[Records from a collection]
◇ ◇ ◇ ◇ ◇

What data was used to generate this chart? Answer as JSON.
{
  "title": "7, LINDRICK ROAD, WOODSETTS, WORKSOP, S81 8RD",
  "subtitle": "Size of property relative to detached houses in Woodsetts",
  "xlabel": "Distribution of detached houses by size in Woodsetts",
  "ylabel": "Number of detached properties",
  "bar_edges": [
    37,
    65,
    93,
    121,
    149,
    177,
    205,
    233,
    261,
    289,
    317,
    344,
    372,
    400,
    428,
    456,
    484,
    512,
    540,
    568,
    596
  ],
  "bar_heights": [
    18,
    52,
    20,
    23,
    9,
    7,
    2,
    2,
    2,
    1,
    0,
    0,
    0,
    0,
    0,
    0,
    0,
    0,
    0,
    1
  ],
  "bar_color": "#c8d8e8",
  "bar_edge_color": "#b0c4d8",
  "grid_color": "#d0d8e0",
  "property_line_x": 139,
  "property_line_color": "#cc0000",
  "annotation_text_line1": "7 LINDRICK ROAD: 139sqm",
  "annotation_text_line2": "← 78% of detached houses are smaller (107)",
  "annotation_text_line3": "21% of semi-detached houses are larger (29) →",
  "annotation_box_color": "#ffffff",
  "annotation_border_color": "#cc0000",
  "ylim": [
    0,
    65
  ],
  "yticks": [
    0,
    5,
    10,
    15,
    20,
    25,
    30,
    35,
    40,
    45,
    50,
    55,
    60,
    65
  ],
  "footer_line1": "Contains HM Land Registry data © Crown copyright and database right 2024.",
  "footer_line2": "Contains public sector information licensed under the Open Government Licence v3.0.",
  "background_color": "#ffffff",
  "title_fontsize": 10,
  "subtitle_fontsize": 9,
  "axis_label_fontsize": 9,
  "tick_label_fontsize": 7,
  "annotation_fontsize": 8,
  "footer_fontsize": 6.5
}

◇ ◇ ◇ ◇ ◇

Copy out each line of the listing that holds "ffffff".

  "annotation_box_color": "#ffffff",
  "background_color": "#ffffff",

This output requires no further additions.